Description of the task —
Copy all lines below containing "accent".

The input —
________________
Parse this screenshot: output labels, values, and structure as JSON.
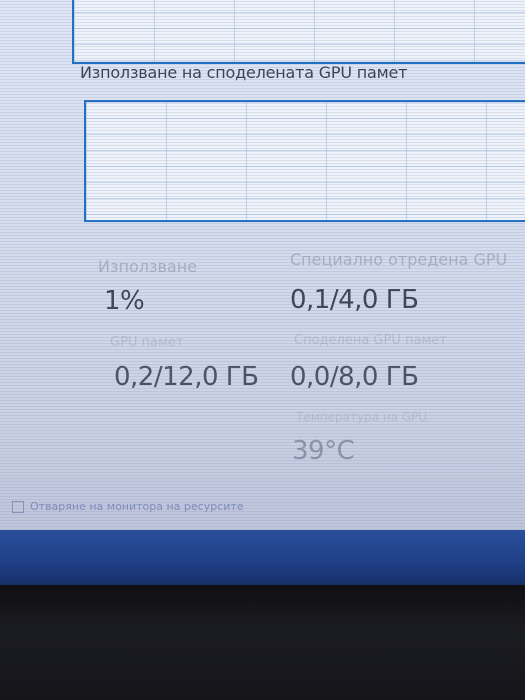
{
  "sections": {
    "shared_gpu_memory_title": "Използване на споделената GPU памет"
  },
  "stats": {
    "utilization": {
      "label": "Използване",
      "value": "1%"
    },
    "dedicated_gpu_memory": {
      "label": "Специално отредена GPU",
      "value": "0,1/4,0 ГБ"
    },
    "gpu_memory": {
      "label": "GPU памет",
      "value": "0,2/12,0 ГБ"
    },
    "shared_gpu_memory": {
      "label": "Споделена GPU памет",
      "value": "0,0/8,0 ГБ"
    },
    "gpu_temperature": {
      "label": "Температура на GPU",
      "value": "39°C"
    }
  },
  "footer": {
    "link_text": "Отваряне на монитора на ресурсите"
  },
  "colors": {
    "graph_border": "#1f6fc4",
    "taskbar": "#2b4f9c"
  }
}
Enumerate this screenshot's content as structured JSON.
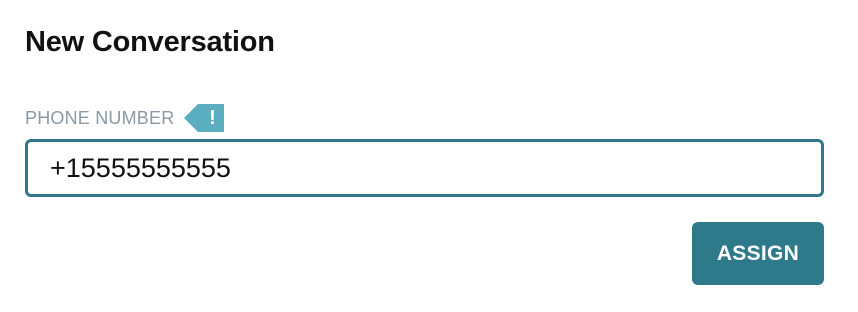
{
  "dialog": {
    "title": "New Conversation"
  },
  "phone_field": {
    "label": "PHONE NUMBER",
    "value": "+15555555555",
    "alert_icon": "exclamation-icon",
    "alert_glyph": "!"
  },
  "actions": {
    "assign_label": "ASSIGN"
  },
  "colors": {
    "accent": "#2e7a8a",
    "label_gray": "#8a9aa3",
    "alert_tag": "#5aaec0",
    "title_text": "#111111"
  }
}
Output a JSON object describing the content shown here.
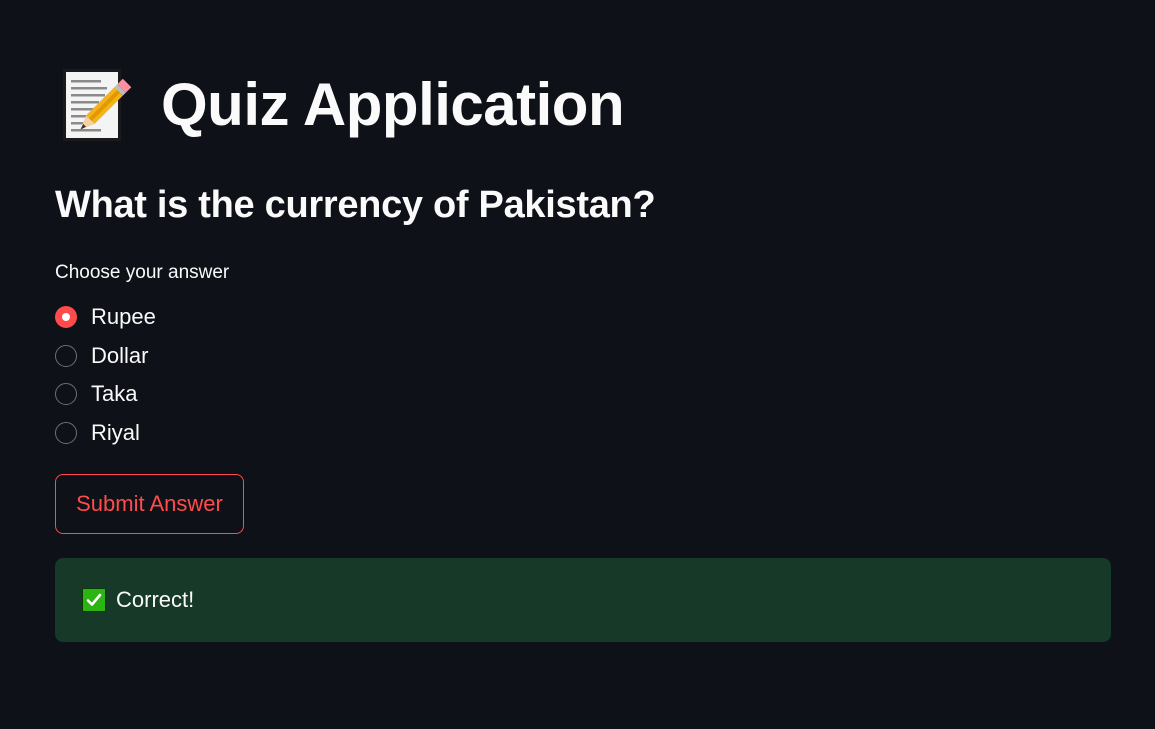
{
  "header": {
    "icon": "memo-icon",
    "title": "Quiz Application"
  },
  "quiz": {
    "question": "What is the currency of Pakistan?",
    "prompt": "Choose your answer",
    "options": [
      {
        "label": "Rupee",
        "selected": true
      },
      {
        "label": "Dollar",
        "selected": false
      },
      {
        "label": "Taka",
        "selected": false
      },
      {
        "label": "Riyal",
        "selected": false
      }
    ],
    "submit_label": "Submit Answer"
  },
  "result": {
    "icon": "check-mark-icon",
    "message": "Correct!"
  },
  "colors": {
    "background": "#0e1117",
    "accent": "#ff4b4b",
    "success_bg": "#173928",
    "text": "#fafafa"
  }
}
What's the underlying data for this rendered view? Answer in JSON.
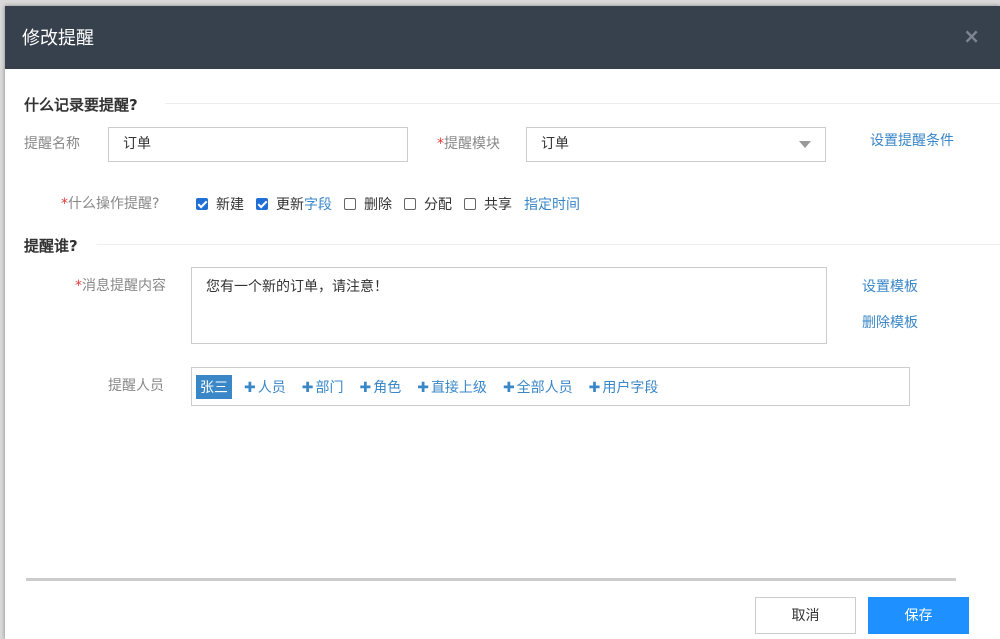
{
  "dialog": {
    "title": "修改提醒",
    "close_icon": "×"
  },
  "section1": {
    "title": "什么记录要提醒?"
  },
  "name_field": {
    "label": "提醒名称",
    "value": "订单"
  },
  "module_field": {
    "required_mark": "*",
    "label": "提醒模块",
    "value": "订单"
  },
  "set_conditions_link": "设置提醒条件",
  "operations": {
    "required_mark": "*",
    "label": "什么操作提醒?",
    "options": [
      {
        "label": "新建",
        "checked": true
      },
      {
        "label": "更新",
        "checked": true,
        "link": "字段"
      },
      {
        "label": "删除",
        "checked": false
      },
      {
        "label": "分配",
        "checked": false
      },
      {
        "label": "共享",
        "checked": false
      }
    ],
    "schedule_link": "指定时间"
  },
  "section2": {
    "title": "提醒谁?"
  },
  "message": {
    "required_mark": "*",
    "label": "消息提醒内容",
    "value": "您有一个新的订单，请注意！",
    "set_template_link": "设置模板",
    "delete_template_link": "删除模板"
  },
  "recipients": {
    "label": "提醒人员",
    "selected": [
      "张三"
    ],
    "add_buttons": [
      "人员",
      "部门",
      "角色",
      "直接上级",
      "全部人员",
      "用户字段"
    ]
  },
  "footer": {
    "cancel_label": "取消",
    "save_label": "保存"
  },
  "colors": {
    "header_bg": "#37404d",
    "accent": "#3a87c8",
    "primary_button": "#1e90ff",
    "required": "#e4393c"
  }
}
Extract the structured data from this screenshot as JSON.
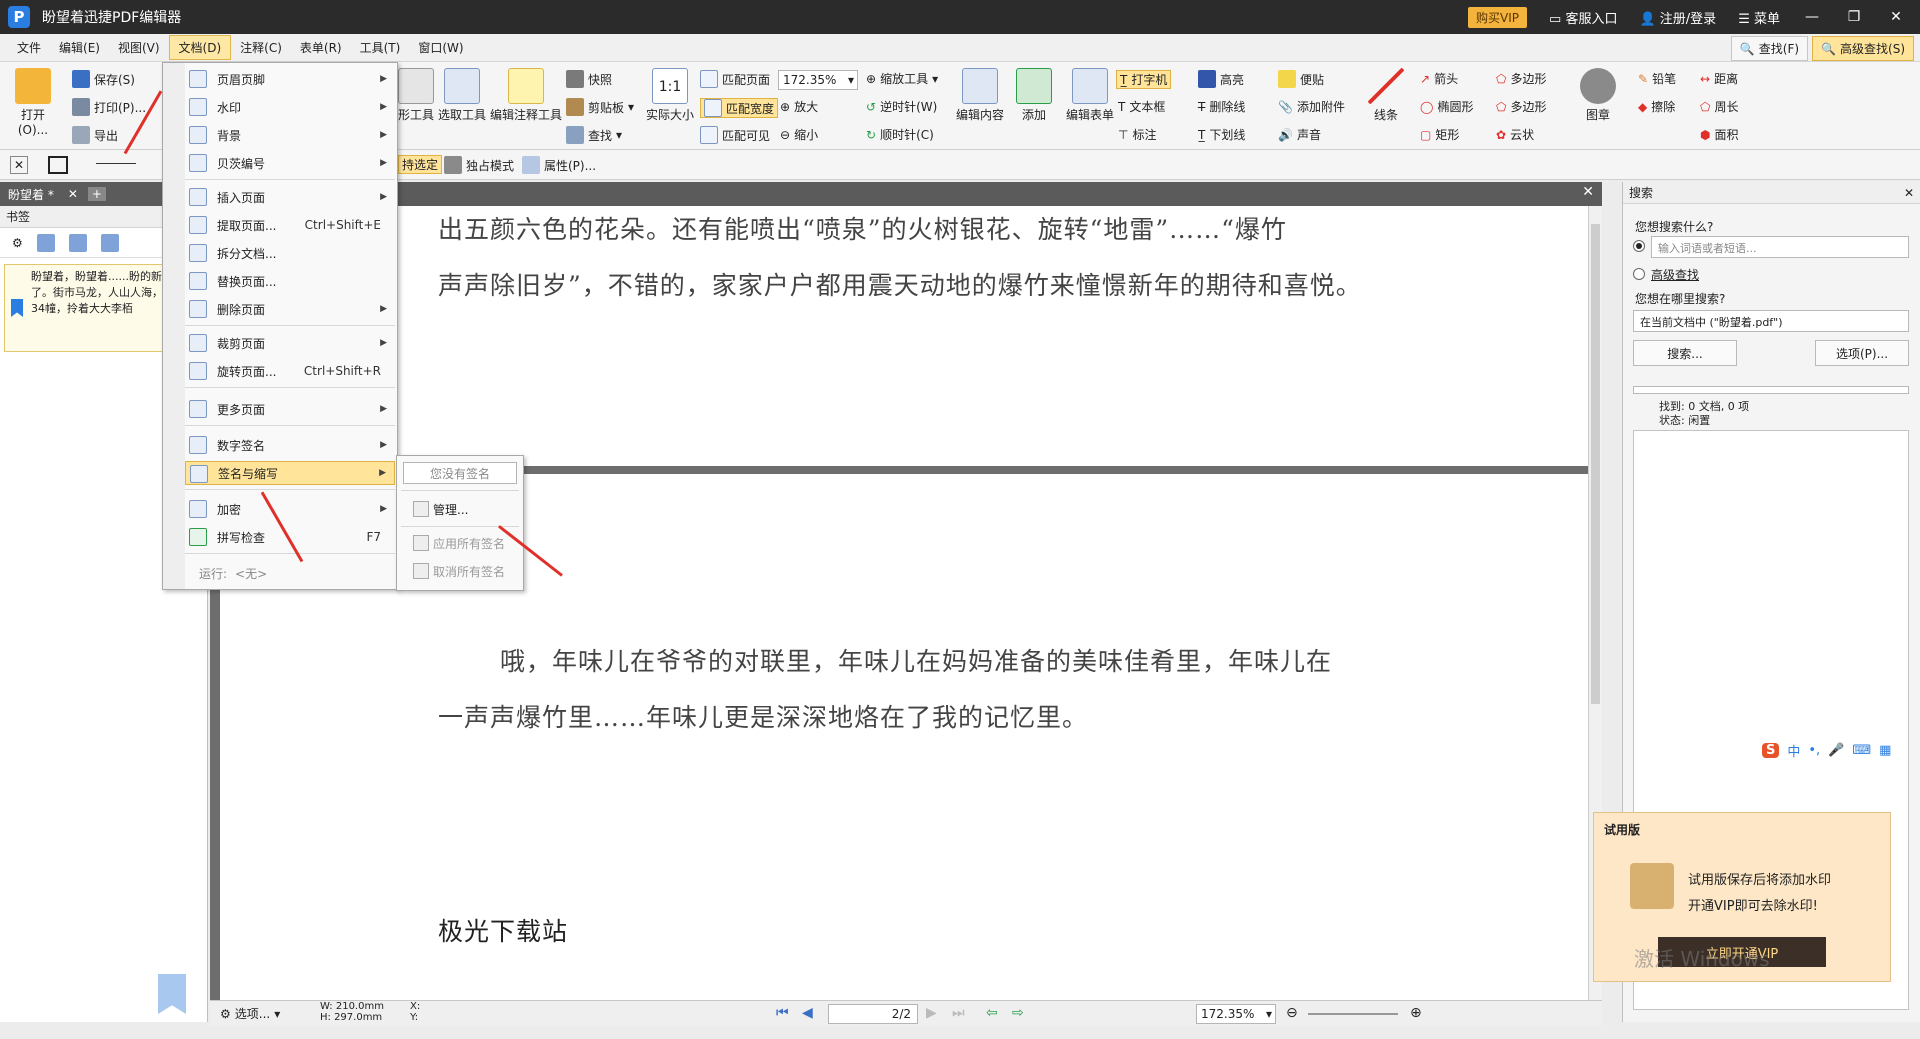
{
  "titlebar": {
    "title": "盼望着迅捷PDF编辑器",
    "vip": "购买VIP",
    "service": "客服入口",
    "login": "注册/登录",
    "menu": "菜单"
  },
  "menubar": {
    "items": [
      "文件",
      "编辑(E)",
      "视图(V)",
      "文档(D)",
      "注释(C)",
      "表单(R)",
      "工具(T)",
      "窗口(W)"
    ],
    "find": "查找(F)",
    "advanced_find": "高级查找(S)"
  },
  "ribbon": {
    "open": "打开(O)...",
    "save": "保存(S)",
    "print": "打印(P)...",
    "export": "导出",
    "hand_tool": "形工具",
    "select_tool": "选取工具",
    "edit_annot_tool": "编辑注释工具",
    "snapshot": "快照",
    "clipboard": "剪贴板",
    "find": "查找",
    "actual_size": "实际大小",
    "fit_page": "匹配页面",
    "fit_width": "匹配宽度",
    "fit_visible": "匹配可见",
    "zoom_value": "172.35%",
    "zoom_in": "放大",
    "zoom_out": "缩小",
    "zoom_tool": "缩放工具",
    "ccw": "逆时针(W)",
    "cw": "顺时针(C)",
    "edit_content": "编辑内容",
    "add": "添加",
    "edit_form": "编辑表单",
    "typewriter": "打字机",
    "textbox": "文本框",
    "callout": "标注",
    "highlight": "高亮",
    "strikeout": "删除线",
    "underline": "下划线",
    "note": "便贴",
    "attach": "添加附件",
    "sound": "声音",
    "line": "线条",
    "arrow": "箭头",
    "ellipse": "椭圆形",
    "rect": "矩形",
    "polygon": "多边形",
    "polyline": "多边形",
    "cloud": "云状",
    "stamp": "图章",
    "pencil": "铅笔",
    "eraser": "擦除",
    "distance": "距离",
    "perimeter": "周长",
    "area": "面积",
    "select_mode": "持选定",
    "exclusive_mode": "独占模式",
    "properties": "属性(P)..."
  },
  "leftpanel": {
    "tab": "盼望着 *",
    "heading": "书签",
    "bookmark_text": "盼望着，盼望着......盼的新年近了。街市马龙，人山人海，好闹。34幢，拎着大大李栢"
  },
  "document": {
    "line1": "出五颜六色的花朵。还有能喷出“喷泉”的火树银花、旋转“地雷”……“爆竹",
    "line2": "声声除旧岁”，不错的，家家户户都用震天动地的爆竹来憧憬新年的期待和喜悦。",
    "line3": "哦，年味儿在爷爷的对联里，年味儿在妈妈准备的美味佳肴里，年味儿在",
    "line4": "一声声爆竹里……年味儿更是深深地烙在了我的记忆里。",
    "line5": "极光下载站"
  },
  "rightpanel": {
    "title": "搜索",
    "q1": "您想搜索什么?",
    "placeholder": "输入词语或者短语...",
    "advanced": "高级查找",
    "q2": "您想在哪里搜索?",
    "scope": "在当前文档中 (\"盼望着.pdf\")",
    "search_btn": "搜索...",
    "options_btn": "选项(P)...",
    "found": "找到: 0 文档, 0 项",
    "status": "状态: 闲置"
  },
  "statusbar": {
    "options": "选项...",
    "w": "W: 210.0mm",
    "h": "H: 297.0mm",
    "x": "X:",
    "y": "Y:",
    "page": "2/2",
    "zoom": "172.35%"
  },
  "mainmenu": {
    "items": [
      {
        "label": "页眉页脚",
        "arrow": "▶"
      },
      {
        "label": "水印",
        "arrow": "▶"
      },
      {
        "label": "背景",
        "arrow": "▶"
      },
      {
        "label": "贝茨编号",
        "arrow": "▶"
      },
      {
        "label": "插入页面",
        "arrow": "▶"
      },
      {
        "label": "提取页面...",
        "shortcut": "Ctrl+Shift+E"
      },
      {
        "label": "拆分文档..."
      },
      {
        "label": "替换页面..."
      },
      {
        "label": "删除页面",
        "arrow": "▶"
      },
      {
        "label": "裁剪页面",
        "arrow": "▶"
      },
      {
        "label": "旋转页面...",
        "shortcut": "Ctrl+Shift+R"
      },
      {
        "label": "更多页面",
        "arrow": "▶"
      },
      {
        "label": "数字签名",
        "arrow": "▶"
      },
      {
        "label": "签名与缩写",
        "arrow": "▶"
      },
      {
        "label": "加密",
        "arrow": "▶"
      },
      {
        "label": "拼写检查",
        "shortcut": "F7"
      }
    ],
    "run": "运行:",
    "run_value": "<无>"
  },
  "submenu": {
    "no_signature": "您没有签名",
    "manage": "管理...",
    "apply_all": "应用所有签名",
    "cancel_all": "取消所有签名"
  },
  "trial": {
    "title": "试用版",
    "line1": "试用版保存后将添加水印",
    "line2": "开通VIP即可去除水印!",
    "button": "立即开通VIP",
    "watermark": "激活 Windows"
  },
  "ime": {
    "label": "中"
  },
  "colors": {
    "accent": "#2a7de1",
    "highlight": "#ffe49a",
    "arrow": "#e0302a"
  }
}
________________
Result —
    "accent": "#2e7a8a",
    "accent": "#ff4b4b",
    "accent": "#3a87c8",
    "accent": "#2a7de1",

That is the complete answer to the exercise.